__Short task__
Each line that follows should be printed again exactly as it stands.
(begin)
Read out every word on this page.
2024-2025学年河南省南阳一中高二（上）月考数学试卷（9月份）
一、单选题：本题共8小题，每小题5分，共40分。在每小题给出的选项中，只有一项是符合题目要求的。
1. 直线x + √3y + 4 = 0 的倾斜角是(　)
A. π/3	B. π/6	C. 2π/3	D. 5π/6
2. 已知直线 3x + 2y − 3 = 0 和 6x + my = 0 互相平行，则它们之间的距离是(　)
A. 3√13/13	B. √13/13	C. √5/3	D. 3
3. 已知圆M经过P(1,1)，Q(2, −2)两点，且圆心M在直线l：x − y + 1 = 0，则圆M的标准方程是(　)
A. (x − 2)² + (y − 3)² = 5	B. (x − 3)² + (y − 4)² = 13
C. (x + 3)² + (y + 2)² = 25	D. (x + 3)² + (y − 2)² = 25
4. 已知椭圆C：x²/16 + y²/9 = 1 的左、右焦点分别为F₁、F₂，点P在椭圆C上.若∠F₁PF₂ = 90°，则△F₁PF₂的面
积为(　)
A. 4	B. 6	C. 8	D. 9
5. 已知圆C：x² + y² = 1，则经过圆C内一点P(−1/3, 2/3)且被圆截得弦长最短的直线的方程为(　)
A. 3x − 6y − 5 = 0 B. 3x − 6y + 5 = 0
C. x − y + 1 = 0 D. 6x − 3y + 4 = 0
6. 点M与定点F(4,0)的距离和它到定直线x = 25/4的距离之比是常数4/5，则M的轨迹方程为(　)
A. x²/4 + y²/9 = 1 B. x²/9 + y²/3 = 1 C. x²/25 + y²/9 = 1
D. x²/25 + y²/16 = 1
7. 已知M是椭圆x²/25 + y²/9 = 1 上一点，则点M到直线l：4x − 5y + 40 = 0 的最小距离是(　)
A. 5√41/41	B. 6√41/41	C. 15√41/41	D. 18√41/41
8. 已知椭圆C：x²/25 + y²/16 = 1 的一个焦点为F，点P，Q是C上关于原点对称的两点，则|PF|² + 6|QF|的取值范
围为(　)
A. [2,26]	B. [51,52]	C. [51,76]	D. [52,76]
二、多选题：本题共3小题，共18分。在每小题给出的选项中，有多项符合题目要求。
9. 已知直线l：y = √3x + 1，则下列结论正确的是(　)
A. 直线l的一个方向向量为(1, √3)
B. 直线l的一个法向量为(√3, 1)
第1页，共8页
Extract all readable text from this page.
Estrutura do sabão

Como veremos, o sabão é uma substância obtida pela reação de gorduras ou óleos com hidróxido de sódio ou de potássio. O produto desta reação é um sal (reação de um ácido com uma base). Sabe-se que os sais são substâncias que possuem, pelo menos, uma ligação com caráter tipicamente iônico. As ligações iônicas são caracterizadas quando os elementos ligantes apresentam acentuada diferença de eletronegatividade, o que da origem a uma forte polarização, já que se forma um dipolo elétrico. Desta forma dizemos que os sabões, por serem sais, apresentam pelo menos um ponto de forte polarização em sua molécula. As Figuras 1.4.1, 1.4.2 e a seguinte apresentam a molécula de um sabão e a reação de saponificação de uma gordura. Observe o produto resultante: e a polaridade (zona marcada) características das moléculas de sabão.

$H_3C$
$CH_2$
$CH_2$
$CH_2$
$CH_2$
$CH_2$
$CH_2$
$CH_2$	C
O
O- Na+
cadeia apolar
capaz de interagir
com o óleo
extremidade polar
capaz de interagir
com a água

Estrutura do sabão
(end)
__Final result__
Read out every word on this page.
2024-2025学年河南省南阳一中高二（上）月考数学试卷（9月份）
一、单选题：本题共8小题，每小题5分，共40分。在每小题给出的选项中，只有一项是符合题目要求的。
1. 直线x + √3y + 4 = 0 的倾斜角是(　)
A. π/3	B. π/6	C. 2π/3	D. 5π/6
2. 已知直线 3x + 2y − 3 = 0 和 6x + my = 0 互相平行，则它们之间的距离是(　)
A. 3√13/13	B. √13/13	C. √5/3	D. 3
3. 已知圆M经过P(1,1)，Q(2, −2)两点，且圆心M在直线l：x − y + 1 = 0，则圆M的标准方程是(　)
A. (x − 2)² + (y − 3)² = 5	B. (x − 3)² + (y − 4)² = 13
C. (x + 3)² + (y + 2)² = 25	D. (x + 3)² + (y − 2)² = 25
4. 已知椭圆C：x²/16 + y²/9 = 1 的左、右焦点分别为F₁、F₂，点P在椭圆C上.若∠F₁PF₂ = 90°，则△F₁PF₂的面
积为(　)
A. 4	B. 6	C. 8	D. 9
5. 已知圆C：x² + y² = 1，则经过圆C内一点P(−1/3, 2/3)且被圆截得弦长最短的直线的方程为(　)
A. 3x − 6y − 5 = 0 B. 3x − 6y + 5 = 0
C. x − y + 1 = 0 D. 6x − 3y + 4 = 0
6. 点M与定点F(4,0)的距离和它到定直线x = 25/4的距离之比是常数4/5，则M的轨迹方程为(　)
A. x²/4 + y²/9 = 1 B. x²/9 + y²/3 = 1 C. x²/25 + y²/9 = 1
D. x²/25 + y²/16 = 1
7. 已知M是椭圆x²/25 + y²/9 = 1 上一点，则点M到直线l：4x − 5y + 40 = 0 的最小距离是(　)
A. 5√41/41	B. 6√41/41	C. 15√41/41	D. 18√41/41
8. 已知椭圆C：x²/25 + y²/16 = 1 的一个焦点为F，点P，Q是C上关于原点对称的两点，则|PF|² + 6|QF|的取值范
围为(　)
A. [2,26]	B. [51,52]	C. [51,76]	D. [52,76]
二、多选题：本题共3小题，共18分。在每小题给出的选项中，有多项符合题目要求。
9. 已知直线l：y = √3x + 1，则下列结论正确的是(　)
A. 直线l的一个方向向量为(1, √3)
B. 直线l的一个法向量为(√3, 1)
第1页，共8页
Extract all readable text from this page.
Estrutura do sabão

Como veremos, o sabão é uma substância obtida pela reação de gorduras ou óleos com hidróxido de sódio ou de potássio. O produto desta reação é um sal (reação de um ácido com uma base). Sabe-se que os sais são substâncias que possuem, pelo menos, uma ligação com caráter tipicamente iônico. As ligações iônicas são caracterizadas quando os elementos ligantes apresentam acentuada diferença de eletronegatividade, o que da origem a uma forte polarização, já que se forma um dipolo elétrico. Desta forma dizemos que os sabões, por serem sais, apresentam pelo menos um ponto de forte polarização em sua molécula. As Figuras 1.4.1, 1.4.2 e a seguinte apresentam a molécula de um sabão e a reação de saponificação de uma gordura. Observe o produto resultante: e a polaridade (zona marcada) características das moléculas de sabão.

$H_3C$
$CH_2$
$CH_2$
$CH_2$
$CH_2$
$CH_2$
$CH_2$
$CH_2$	C
O
O- Na+
cadeia apolar
capaz de interagir
com o óleo
extremidade polar
capaz de interagir
com a água

Estrutura do sabão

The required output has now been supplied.